── Records for the task

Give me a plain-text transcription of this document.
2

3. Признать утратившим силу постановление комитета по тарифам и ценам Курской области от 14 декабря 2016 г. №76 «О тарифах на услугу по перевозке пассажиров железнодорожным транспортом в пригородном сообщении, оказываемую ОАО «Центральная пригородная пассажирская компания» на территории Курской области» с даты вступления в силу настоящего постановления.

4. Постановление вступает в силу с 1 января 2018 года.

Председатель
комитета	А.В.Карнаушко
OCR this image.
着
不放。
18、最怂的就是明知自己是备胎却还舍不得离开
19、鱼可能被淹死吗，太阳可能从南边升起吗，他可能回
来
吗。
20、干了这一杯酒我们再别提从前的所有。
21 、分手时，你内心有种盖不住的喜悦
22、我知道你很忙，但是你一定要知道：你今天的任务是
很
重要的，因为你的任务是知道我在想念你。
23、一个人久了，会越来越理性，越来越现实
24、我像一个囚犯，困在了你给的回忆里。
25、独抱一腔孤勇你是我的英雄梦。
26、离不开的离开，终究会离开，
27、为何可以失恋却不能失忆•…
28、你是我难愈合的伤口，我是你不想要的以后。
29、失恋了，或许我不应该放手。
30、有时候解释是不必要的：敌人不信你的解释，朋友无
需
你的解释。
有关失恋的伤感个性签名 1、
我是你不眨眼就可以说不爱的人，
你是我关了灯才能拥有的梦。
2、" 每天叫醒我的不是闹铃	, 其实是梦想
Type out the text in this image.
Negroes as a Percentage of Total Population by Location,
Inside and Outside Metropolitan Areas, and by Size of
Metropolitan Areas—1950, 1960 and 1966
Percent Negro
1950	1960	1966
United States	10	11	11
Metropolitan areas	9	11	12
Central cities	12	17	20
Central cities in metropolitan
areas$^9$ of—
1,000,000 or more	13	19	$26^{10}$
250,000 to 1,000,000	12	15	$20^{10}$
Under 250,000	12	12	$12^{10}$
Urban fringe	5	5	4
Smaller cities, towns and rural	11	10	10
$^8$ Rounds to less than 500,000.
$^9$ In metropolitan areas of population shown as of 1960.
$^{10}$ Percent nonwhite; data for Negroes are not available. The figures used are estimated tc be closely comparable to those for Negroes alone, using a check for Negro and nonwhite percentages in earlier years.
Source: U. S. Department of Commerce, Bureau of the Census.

────

### Instructions to follow
Copy every line exactly. Leave nothing out.

### Correct output
Give me a plain-text transcription of this document.
2

3. Признать утратившим силу постановление комитета по тарифам и ценам Курской области от 14 декабря 2016 г. №76 «О тарифах на услугу по перевозке пассажиров железнодорожным транспортом в пригородном сообщении, оказываемую ОАО «Центральная пригородная пассажирская компания» на территории Курской области» с даты вступления в силу настоящего постановления.

4. Постановление вступает в силу с 1 января 2018 года.

Председатель
комитета	А.В.Карнаушко
OCR this image.
着
不放。
18、最怂的就是明知自己是备胎却还舍不得离开
19、鱼可能被淹死吗，太阳可能从南边升起吗，他可能回
来
吗。
20、干了这一杯酒我们再别提从前的所有。
21 、分手时，你内心有种盖不住的喜悦
22、我知道你很忙，但是你一定要知道：你今天的任务是
很
重要的，因为你的任务是知道我在想念你。
23、一个人久了，会越来越理性，越来越现实
24、我像一个囚犯，困在了你给的回忆里。
25、独抱一腔孤勇你是我的英雄梦。
26、离不开的离开，终究会离开，
27、为何可以失恋却不能失忆•…
28、你是我难愈合的伤口，我是你不想要的以后。
29、失恋了，或许我不应该放手。
30、有时候解释是不必要的：敌人不信你的解释，朋友无
需
你的解释。
有关失恋的伤感个性签名 1、
我是你不眨眼就可以说不爱的人，
你是我关了灯才能拥有的梦。
2、" 每天叫醒我的不是闹铃	, 其实是梦想
Type out the text in this image.
Negroes as a Percentage of Total Population by Location,
Inside and Outside Metropolitan Areas, and by Size of
Metropolitan Areas—1950, 1960 and 1966
Percent Negro
1950	1960	1966
United States	10	11	11
Metropolitan areas	9	11	12
Central cities	12	17	20
Central cities in metropolitan
areas$^9$ of—
1,000,000 or more	13	19	$26^{10}$
250,000 to 1,000,000	12	15	$20^{10}$
Under 250,000	12	12	$12^{10}$
Urban fringe	5	5	4
Smaller cities, towns and rural	11	10	10
$^8$ Rounds to less than 500,000.
$^9$ In metropolitan areas of population shown as of 1960.
$^{10}$ Percent nonwhite; data for Negroes are not available. The figures used are estimated tc be closely comparable to those for Negroes alone, using a check for Negro and nonwhite percentages in earlier years.
Source: U. S. Department of Commerce, Bureau of the Census.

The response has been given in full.